State how many lines include "JSON", giving the number by itself.
--- Start Records for this exercise ---
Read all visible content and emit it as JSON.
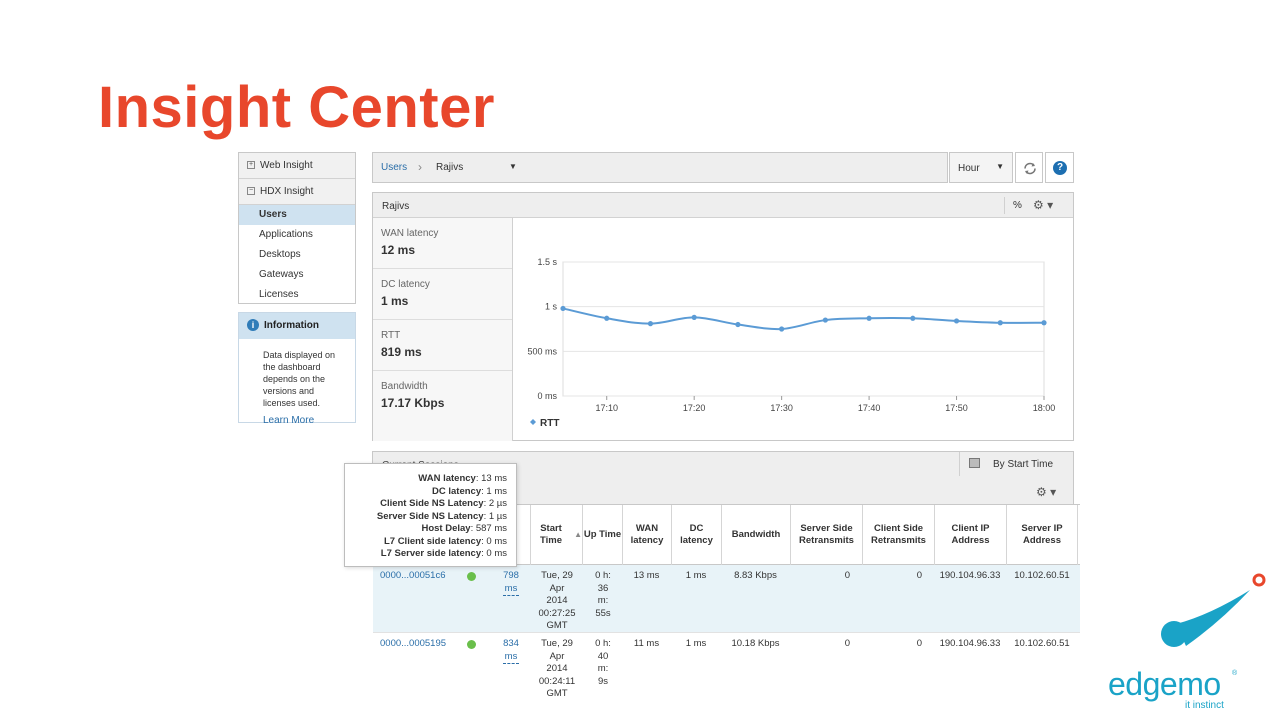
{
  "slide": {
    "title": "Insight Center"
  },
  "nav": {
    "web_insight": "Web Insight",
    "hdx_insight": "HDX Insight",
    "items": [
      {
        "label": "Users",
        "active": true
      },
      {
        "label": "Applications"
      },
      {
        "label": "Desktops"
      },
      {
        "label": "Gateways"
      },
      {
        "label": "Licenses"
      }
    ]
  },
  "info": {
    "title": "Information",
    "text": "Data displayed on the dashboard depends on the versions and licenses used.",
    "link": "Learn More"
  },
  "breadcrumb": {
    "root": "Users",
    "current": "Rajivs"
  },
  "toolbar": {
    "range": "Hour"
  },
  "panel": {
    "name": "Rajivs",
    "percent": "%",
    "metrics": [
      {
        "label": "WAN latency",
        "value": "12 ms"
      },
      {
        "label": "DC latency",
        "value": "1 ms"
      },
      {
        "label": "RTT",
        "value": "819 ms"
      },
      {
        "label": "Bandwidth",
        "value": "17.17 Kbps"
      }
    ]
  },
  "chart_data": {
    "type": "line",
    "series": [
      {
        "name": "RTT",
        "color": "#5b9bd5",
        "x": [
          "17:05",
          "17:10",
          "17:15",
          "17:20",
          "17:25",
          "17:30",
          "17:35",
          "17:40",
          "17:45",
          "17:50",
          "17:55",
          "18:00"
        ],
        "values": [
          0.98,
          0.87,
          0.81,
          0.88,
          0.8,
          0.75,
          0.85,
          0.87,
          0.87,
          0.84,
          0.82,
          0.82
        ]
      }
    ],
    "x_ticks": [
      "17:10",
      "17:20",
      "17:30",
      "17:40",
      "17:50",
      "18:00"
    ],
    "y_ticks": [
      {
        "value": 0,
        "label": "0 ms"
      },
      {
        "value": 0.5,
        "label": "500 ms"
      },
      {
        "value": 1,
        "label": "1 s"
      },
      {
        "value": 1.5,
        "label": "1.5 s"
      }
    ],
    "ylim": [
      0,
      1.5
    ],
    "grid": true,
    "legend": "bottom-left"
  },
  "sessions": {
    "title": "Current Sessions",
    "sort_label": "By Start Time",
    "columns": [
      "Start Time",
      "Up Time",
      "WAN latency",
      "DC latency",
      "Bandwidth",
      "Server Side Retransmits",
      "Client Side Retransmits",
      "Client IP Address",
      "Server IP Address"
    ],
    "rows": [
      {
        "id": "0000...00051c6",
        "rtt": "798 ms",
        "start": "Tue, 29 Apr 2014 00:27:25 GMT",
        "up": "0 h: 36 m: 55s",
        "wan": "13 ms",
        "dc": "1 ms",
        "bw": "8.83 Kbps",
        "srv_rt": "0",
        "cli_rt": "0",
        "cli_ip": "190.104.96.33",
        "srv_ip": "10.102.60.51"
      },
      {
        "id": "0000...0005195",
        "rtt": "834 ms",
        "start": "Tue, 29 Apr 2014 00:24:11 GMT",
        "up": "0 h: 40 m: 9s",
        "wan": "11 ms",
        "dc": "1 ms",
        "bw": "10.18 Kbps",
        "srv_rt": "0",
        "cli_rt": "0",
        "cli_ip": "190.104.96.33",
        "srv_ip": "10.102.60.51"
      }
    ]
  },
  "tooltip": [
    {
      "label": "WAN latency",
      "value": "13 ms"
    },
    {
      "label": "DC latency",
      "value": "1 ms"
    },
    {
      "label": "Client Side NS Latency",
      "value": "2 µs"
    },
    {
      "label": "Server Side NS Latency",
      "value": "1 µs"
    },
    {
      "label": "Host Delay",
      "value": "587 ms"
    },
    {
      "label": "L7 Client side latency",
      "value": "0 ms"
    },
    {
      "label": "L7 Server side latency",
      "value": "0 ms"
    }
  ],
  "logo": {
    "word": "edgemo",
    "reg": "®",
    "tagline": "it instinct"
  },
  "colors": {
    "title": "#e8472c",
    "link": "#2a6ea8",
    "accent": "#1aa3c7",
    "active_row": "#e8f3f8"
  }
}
--- End Records for this exercise ---
--- Start Records for this exercise ---
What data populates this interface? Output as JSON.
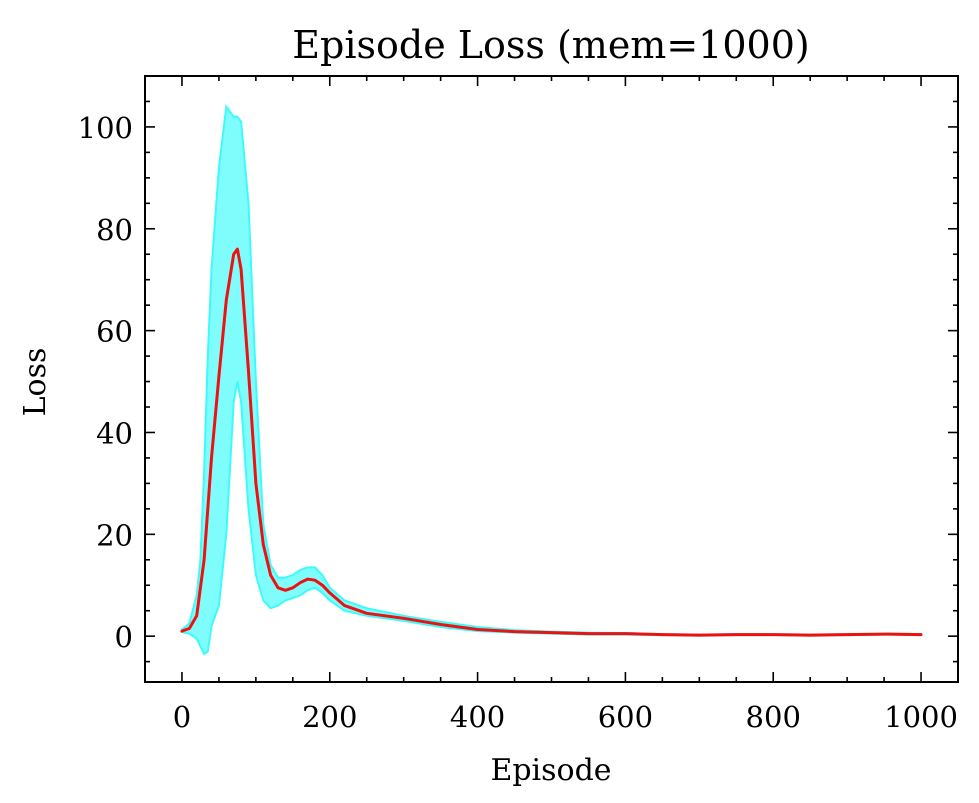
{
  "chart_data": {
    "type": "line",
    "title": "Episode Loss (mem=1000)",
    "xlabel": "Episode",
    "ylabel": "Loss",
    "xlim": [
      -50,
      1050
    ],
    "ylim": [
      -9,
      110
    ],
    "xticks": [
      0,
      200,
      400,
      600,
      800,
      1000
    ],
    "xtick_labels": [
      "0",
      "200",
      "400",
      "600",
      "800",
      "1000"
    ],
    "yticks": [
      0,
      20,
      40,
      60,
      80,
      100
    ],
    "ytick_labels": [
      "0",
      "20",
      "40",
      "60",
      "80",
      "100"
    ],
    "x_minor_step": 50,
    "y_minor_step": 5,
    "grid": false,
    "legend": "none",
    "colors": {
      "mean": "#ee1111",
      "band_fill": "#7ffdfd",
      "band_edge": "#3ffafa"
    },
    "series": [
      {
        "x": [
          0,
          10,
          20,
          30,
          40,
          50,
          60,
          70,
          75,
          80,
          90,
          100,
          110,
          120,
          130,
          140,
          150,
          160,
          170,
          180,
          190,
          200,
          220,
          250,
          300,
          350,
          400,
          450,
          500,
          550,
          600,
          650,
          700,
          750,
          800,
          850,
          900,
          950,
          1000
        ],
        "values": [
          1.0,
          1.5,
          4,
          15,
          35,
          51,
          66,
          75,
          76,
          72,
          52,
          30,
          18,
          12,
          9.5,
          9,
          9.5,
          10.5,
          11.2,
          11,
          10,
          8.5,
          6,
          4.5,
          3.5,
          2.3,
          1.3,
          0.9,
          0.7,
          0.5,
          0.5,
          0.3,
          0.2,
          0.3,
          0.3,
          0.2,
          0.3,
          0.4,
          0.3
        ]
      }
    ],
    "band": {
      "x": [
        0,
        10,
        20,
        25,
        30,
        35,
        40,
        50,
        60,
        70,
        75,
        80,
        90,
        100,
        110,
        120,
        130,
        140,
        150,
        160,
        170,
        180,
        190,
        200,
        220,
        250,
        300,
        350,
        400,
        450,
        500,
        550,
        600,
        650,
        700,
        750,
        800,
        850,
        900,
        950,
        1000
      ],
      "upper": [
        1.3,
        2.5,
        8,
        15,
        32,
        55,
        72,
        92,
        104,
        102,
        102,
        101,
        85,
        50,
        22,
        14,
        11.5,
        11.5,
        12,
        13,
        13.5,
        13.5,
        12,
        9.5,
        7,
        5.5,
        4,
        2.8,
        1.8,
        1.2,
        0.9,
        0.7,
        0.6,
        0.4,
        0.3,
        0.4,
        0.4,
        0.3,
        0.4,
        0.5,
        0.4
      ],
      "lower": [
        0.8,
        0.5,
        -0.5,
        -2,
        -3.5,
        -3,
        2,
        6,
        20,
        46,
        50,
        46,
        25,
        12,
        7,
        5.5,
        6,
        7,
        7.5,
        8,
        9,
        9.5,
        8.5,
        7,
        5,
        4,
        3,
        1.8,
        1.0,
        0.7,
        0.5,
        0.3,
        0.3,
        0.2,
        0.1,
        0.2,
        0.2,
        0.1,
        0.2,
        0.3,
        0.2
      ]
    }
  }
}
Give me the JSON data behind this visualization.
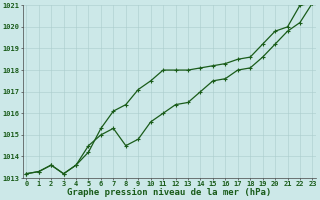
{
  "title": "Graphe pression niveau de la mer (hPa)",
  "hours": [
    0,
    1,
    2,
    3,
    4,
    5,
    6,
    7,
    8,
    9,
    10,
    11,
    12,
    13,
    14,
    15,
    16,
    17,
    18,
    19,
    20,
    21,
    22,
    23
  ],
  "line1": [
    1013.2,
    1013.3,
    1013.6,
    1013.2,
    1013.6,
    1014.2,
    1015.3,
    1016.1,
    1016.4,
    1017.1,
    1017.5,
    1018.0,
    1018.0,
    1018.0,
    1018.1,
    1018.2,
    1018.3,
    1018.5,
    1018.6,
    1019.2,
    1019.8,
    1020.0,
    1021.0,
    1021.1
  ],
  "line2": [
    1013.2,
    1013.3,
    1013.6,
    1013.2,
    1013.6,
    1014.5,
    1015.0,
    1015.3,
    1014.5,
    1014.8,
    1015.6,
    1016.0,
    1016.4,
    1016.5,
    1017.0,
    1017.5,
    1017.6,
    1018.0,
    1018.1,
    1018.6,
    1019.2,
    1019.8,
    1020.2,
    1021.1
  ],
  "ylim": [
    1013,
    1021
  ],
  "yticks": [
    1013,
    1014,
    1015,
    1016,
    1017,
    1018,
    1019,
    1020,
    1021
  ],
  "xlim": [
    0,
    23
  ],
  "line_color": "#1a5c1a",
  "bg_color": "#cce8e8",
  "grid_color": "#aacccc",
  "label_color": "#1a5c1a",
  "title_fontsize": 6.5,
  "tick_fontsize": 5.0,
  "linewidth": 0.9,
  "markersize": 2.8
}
--- End Records for this exercise ---
Finished exercise:
3